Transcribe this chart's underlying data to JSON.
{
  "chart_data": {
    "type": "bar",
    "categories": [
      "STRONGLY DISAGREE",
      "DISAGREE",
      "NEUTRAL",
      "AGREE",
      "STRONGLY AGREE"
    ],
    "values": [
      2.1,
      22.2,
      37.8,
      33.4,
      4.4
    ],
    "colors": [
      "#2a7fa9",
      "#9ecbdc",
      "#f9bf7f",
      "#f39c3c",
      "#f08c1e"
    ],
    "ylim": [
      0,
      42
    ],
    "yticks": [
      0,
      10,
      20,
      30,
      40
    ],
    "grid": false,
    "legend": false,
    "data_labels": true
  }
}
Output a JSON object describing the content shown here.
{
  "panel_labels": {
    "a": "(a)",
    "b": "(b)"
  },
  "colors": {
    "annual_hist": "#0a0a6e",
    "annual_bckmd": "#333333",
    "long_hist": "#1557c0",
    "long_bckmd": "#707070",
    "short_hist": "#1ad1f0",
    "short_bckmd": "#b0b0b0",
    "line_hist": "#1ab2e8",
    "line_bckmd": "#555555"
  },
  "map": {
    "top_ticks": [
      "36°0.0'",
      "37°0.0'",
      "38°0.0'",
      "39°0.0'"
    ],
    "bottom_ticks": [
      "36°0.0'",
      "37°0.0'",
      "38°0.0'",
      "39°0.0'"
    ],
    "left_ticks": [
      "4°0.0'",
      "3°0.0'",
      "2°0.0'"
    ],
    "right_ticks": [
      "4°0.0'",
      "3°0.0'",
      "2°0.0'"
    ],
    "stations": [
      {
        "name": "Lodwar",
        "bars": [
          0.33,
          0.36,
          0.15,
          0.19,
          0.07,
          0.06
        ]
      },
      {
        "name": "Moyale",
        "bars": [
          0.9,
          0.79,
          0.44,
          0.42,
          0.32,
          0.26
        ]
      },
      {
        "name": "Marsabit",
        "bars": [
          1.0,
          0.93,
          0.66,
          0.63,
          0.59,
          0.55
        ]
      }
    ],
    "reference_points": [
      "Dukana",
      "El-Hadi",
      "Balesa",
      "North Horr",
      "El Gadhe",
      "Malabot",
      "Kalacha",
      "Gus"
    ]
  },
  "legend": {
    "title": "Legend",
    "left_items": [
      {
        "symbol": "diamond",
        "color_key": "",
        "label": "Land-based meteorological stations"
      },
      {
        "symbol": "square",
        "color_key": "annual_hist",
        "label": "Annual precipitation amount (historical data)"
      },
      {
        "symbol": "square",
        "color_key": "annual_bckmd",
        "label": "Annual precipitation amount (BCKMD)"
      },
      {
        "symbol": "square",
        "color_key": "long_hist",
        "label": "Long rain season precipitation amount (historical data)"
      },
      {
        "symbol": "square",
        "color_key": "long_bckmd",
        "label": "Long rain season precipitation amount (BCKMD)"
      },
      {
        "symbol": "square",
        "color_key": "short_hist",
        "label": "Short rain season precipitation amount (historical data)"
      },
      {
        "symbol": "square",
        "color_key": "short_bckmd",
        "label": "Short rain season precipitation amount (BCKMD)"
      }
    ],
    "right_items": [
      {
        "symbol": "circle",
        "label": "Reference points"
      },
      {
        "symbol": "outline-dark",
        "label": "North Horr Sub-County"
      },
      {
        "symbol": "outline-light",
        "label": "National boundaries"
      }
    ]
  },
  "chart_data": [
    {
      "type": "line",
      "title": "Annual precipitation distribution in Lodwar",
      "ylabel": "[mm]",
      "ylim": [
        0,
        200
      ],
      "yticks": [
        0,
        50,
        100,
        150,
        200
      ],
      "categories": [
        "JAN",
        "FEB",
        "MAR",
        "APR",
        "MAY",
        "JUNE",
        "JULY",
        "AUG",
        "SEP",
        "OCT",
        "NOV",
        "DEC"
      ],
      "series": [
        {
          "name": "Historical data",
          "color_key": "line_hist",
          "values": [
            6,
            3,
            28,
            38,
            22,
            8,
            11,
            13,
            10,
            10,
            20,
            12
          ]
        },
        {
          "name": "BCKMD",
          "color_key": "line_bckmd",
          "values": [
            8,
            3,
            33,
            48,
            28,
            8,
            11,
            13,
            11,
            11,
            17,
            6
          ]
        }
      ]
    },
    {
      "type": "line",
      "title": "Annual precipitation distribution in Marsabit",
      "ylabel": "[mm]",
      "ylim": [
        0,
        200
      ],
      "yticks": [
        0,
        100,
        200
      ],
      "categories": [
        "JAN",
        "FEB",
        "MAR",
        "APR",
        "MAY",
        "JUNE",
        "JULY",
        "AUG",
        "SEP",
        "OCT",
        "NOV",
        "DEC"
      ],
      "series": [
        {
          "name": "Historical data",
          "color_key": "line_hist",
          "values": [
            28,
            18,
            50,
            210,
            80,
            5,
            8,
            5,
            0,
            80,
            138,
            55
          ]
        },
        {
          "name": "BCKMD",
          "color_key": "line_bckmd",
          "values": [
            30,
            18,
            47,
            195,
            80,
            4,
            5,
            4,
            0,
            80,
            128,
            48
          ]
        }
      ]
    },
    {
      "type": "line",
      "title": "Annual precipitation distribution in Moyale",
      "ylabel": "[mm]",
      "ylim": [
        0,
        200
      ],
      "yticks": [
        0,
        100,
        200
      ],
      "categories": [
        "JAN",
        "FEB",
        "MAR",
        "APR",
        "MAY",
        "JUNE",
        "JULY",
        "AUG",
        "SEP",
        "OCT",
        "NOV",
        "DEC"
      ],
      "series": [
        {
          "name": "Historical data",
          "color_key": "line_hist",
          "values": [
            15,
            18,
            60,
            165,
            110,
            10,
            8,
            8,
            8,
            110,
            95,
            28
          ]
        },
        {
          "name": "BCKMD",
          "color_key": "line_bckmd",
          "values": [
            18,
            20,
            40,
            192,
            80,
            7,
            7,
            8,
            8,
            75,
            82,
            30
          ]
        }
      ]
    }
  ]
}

════

■ **What to do**
Print every record exactly as it was given.

■ **Expected answer**
Transcribe this chart's underlying data to JSON.
{
  "chart_data": {
    "type": "bar",
    "categories": [
      "STRONGLY DISAGREE",
      "DISAGREE",
      "NEUTRAL",
      "AGREE",
      "STRONGLY AGREE"
    ],
    "values": [
      2.1,
      22.2,
      37.8,
      33.4,
      4.4
    ],
    "colors": [
      "#2a7fa9",
      "#9ecbdc",
      "#f9bf7f",
      "#f39c3c",
      "#f08c1e"
    ],
    "ylim": [
      0,
      42
    ],
    "yticks": [
      0,
      10,
      20,
      30,
      40
    ],
    "grid": false,
    "legend": false,
    "data_labels": true
  }
}
Output a JSON object describing the content shown here.
{
  "panel_labels": {
    "a": "(a)",
    "b": "(b)"
  },
  "colors": {
    "annual_hist": "#0a0a6e",
    "annual_bckmd": "#333333",
    "long_hist": "#1557c0",
    "long_bckmd": "#707070",
    "short_hist": "#1ad1f0",
    "short_bckmd": "#b0b0b0",
    "line_hist": "#1ab2e8",
    "line_bckmd": "#555555"
  },
  "map": {
    "top_ticks": [
      "36°0.0'",
      "37°0.0'",
      "38°0.0'",
      "39°0.0'"
    ],
    "bottom_ticks": [
      "36°0.0'",
      "37°0.0'",
      "38°0.0'",
      "39°0.0'"
    ],
    "left_ticks": [
      "4°0.0'",
      "3°0.0'",
      "2°0.0'"
    ],
    "right_ticks": [
      "4°0.0'",
      "3°0.0'",
      "2°0.0'"
    ],
    "stations": [
      {
        "name": "Lodwar",
        "bars": [
          0.33,
          0.36,
          0.15,
          0.19,
          0.07,
          0.06
        ]
      },
      {
        "name": "Moyale",
        "bars": [
          0.9,
          0.79,
          0.44,
          0.42,
          0.32,
          0.26
        ]
      },
      {
        "name": "Marsabit",
        "bars": [
          1.0,
          0.93,
          0.66,
          0.63,
          0.59,
          0.55
        ]
      }
    ],
    "reference_points": [
      "Dukana",
      "El-Hadi",
      "Balesa",
      "North Horr",
      "El Gadhe",
      "Malabot",
      "Kalacha",
      "Gus"
    ]
  },
  "legend": {
    "title": "Legend",
    "left_items": [
      {
        "symbol": "diamond",
        "color_key": "",
        "label": "Land-based meteorological stations"
      },
      {
        "symbol": "square",
        "color_key": "annual_hist",
        "label": "Annual precipitation amount (historical data)"
      },
      {
        "symbol": "square",
        "color_key": "annual_bckmd",
        "label": "Annual precipitation amount (BCKMD)"
      },
      {
        "symbol": "square",
        "color_key": "long_hist",
        "label": "Long rain season precipitation amount (historical data)"
      },
      {
        "symbol": "square",
        "color_key": "long_bckmd",
        "label": "Long rain season precipitation amount (BCKMD)"
      },
      {
        "symbol": "square",
        "color_key": "short_hist",
        "label": "Short rain season precipitation amount (historical data)"
      },
      {
        "symbol": "square",
        "color_key": "short_bckmd",
        "label": "Short rain season precipitation amount (BCKMD)"
      }
    ],
    "right_items": [
      {
        "symbol": "circle",
        "label": "Reference points"
      },
      {
        "symbol": "outline-dark",
        "label": "North Horr Sub-County"
      },
      {
        "symbol": "outline-light",
        "label": "National boundaries"
      }
    ]
  },
  "chart_data": [
    {
      "type": "line",
      "title": "Annual precipitation distribution in Lodwar",
      "ylabel": "[mm]",
      "ylim": [
        0,
        200
      ],
      "yticks": [
        0,
        50,
        100,
        150,
        200
      ],
      "categories": [
        "JAN",
        "FEB",
        "MAR",
        "APR",
        "MAY",
        "JUNE",
        "JULY",
        "AUG",
        "SEP",
        "OCT",
        "NOV",
        "DEC"
      ],
      "series": [
        {
          "name": "Historical data",
          "color_key": "line_hist",
          "values": [
            6,
            3,
            28,
            38,
            22,
            8,
            11,
            13,
            10,
            10,
            20,
            12
          ]
        },
        {
          "name": "BCKMD",
          "color_key": "line_bckmd",
          "values": [
            8,
            3,
            33,
            48,
            28,
            8,
            11,
            13,
            11,
            11,
            17,
            6
          ]
        }
      ]
    },
    {
      "type": "line",
      "title": "Annual precipitation distribution in Marsabit",
      "ylabel": "[mm]",
      "ylim": [
        0,
        200
      ],
      "yticks": [
        0,
        100,
        200
      ],
      "categories": [
        "JAN",
        "FEB",
        "MAR",
        "APR",
        "MAY",
        "JUNE",
        "JULY",
        "AUG",
        "SEP",
        "OCT",
        "NOV",
        "DEC"
      ],
      "series": [
        {
          "name": "Historical data",
          "color_key": "line_hist",
          "values": [
            28,
            18,
            50,
            210,
            80,
            5,
            8,
            5,
            0,
            80,
            138,
            55
          ]
        },
        {
          "name": "BCKMD",
          "color_key": "line_bckmd",
          "values": [
            30,
            18,
            47,
            195,
            80,
            4,
            5,
            4,
            0,
            80,
            128,
            48
          ]
        }
      ]
    },
    {
      "type": "line",
      "title": "Annual precipitation distribution in Moyale",
      "ylabel": "[mm]",
      "ylim": [
        0,
        200
      ],
      "yticks": [
        0,
        100,
        200
      ],
      "categories": [
        "JAN",
        "FEB",
        "MAR",
        "APR",
        "MAY",
        "JUNE",
        "JULY",
        "AUG",
        "SEP",
        "OCT",
        "NOV",
        "DEC"
      ],
      "series": [
        {
          "name": "Historical data",
          "color_key": "line_hist",
          "values": [
            15,
            18,
            60,
            165,
            110,
            10,
            8,
            8,
            8,
            110,
            95,
            28
          ]
        },
        {
          "name": "BCKMD",
          "color_key": "line_bckmd",
          "values": [
            18,
            20,
            40,
            192,
            80,
            7,
            7,
            8,
            8,
            75,
            82,
            30
          ]
        }
      ]
    }
  ]
}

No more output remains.